:: Task brief ::
Give the listing below again in full, exactly as written.
----
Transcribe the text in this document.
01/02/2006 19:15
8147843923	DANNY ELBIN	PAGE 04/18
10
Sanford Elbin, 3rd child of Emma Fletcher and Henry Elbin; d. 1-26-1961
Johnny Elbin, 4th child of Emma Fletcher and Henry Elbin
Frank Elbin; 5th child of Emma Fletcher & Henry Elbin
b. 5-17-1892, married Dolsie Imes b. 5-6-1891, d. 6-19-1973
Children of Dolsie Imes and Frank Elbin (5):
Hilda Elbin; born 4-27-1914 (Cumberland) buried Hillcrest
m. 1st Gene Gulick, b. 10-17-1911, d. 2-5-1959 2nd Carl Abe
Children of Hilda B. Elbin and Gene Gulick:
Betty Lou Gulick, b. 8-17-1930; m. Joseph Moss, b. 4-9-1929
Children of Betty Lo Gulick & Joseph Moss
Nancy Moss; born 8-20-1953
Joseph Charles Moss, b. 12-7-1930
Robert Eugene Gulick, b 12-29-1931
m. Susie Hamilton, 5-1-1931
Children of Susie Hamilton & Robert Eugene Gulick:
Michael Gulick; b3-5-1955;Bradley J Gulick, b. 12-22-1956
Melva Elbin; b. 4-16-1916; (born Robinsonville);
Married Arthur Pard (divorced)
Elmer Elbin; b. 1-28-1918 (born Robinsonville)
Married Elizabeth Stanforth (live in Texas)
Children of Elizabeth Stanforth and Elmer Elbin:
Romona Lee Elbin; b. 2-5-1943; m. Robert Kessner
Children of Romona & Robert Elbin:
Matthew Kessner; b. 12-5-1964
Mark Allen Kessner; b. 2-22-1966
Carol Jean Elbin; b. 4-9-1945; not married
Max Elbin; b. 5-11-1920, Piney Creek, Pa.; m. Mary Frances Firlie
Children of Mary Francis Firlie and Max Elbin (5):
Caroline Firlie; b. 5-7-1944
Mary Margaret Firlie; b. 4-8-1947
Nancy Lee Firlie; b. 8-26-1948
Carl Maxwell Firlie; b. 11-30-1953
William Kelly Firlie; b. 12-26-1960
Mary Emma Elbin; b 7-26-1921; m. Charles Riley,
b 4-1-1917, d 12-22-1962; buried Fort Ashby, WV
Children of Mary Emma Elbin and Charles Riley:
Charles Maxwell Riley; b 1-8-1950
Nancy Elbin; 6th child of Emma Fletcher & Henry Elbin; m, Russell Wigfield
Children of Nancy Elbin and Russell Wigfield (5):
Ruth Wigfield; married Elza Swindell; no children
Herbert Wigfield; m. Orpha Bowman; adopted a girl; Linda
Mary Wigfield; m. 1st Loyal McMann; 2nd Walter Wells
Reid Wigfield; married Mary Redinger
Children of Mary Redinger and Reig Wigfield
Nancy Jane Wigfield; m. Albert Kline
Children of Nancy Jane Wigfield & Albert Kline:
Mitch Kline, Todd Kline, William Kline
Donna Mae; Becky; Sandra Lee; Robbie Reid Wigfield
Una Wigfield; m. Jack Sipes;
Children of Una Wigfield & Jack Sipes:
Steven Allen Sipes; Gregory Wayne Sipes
----
:: Reply to the exercise ::
Transcribe the text in this document.
01/02/2006 19:15
8147843923	DANNY ELBIN	PAGE 04/18
10
Sanford Elbin, 3rd child of Emma Fletcher and Henry Elbin; d. 1-26-1961
Johnny Elbin, 4th child of Emma Fletcher and Henry Elbin
Frank Elbin; 5th child of Emma Fletcher & Henry Elbin
b. 5-17-1892, married Dolsie Imes b. 5-6-1891, d. 6-19-1973
Children of Dolsie Imes and Frank Elbin (5):
Hilda Elbin; born 4-27-1914 (Cumberland) buried Hillcrest
m. 1st Gene Gulick, b. 10-17-1911, d. 2-5-1959 2nd Carl Abe
Children of Hilda B. Elbin and Gene Gulick:
Betty Lou Gulick, b. 8-17-1930; m. Joseph Moss, b. 4-9-1929
Children of Betty Lo Gulick & Joseph Moss
Nancy Moss; born 8-20-1953
Joseph Charles Moss, b. 12-7-1930
Robert Eugene Gulick, b 12-29-1931
m. Susie Hamilton, 5-1-1931
Children of Susie Hamilton & Robert Eugene Gulick:
Michael Gulick; b3-5-1955;Bradley J Gulick, b. 12-22-1956
Melva Elbin; b. 4-16-1916; (born Robinsonville);
Married Arthur Pard (divorced)
Elmer Elbin; b. 1-28-1918 (born Robinsonville)
Married Elizabeth Stanforth (live in Texas)
Children of Elizabeth Stanforth and Elmer Elbin:
Romona Lee Elbin; b. 2-5-1943; m. Robert Kessner
Children of Romona & Robert Elbin:
Matthew Kessner; b. 12-5-1964
Mark Allen Kessner; b. 2-22-1966
Carol Jean Elbin; b. 4-9-1945; not married
Max Elbin; b. 5-11-1920, Piney Creek, Pa.; m. Mary Frances Firlie
Children of Mary Francis Firlie and Max Elbin (5):
Caroline Firlie; b. 5-7-1944
Mary Margaret Firlie; b. 4-8-1947
Nancy Lee Firlie; b. 8-26-1948
Carl Maxwell Firlie; b. 11-30-1953
William Kelly Firlie; b. 12-26-1960
Mary Emma Elbin; b 7-26-1921; m. Charles Riley,
b 4-1-1917, d 12-22-1962; buried Fort Ashby, WV
Children of Mary Emma Elbin and Charles Riley:
Charles Maxwell Riley; b 1-8-1950
Nancy Elbin; 6th child of Emma Fletcher & Henry Elbin; m, Russell Wigfield
Children of Nancy Elbin and Russell Wigfield (5):
Ruth Wigfield; married Elza Swindell; no children
Herbert Wigfield; m. Orpha Bowman; adopted a girl; Linda
Mary Wigfield; m. 1st Loyal McMann; 2nd Walter Wells
Reid Wigfield; married Mary Redinger
Children of Mary Redinger and Reig Wigfield
Nancy Jane Wigfield; m. Albert Kline
Children of Nancy Jane Wigfield & Albert Kline:
Mitch Kline, Todd Kline, William Kline
Donna Mae; Becky; Sandra Lee; Robbie Reid Wigfield
Una Wigfield; m. Jack Sipes;
Children of Una Wigfield & Jack Sipes:
Steven Allen Sipes; Gregory Wayne Sipes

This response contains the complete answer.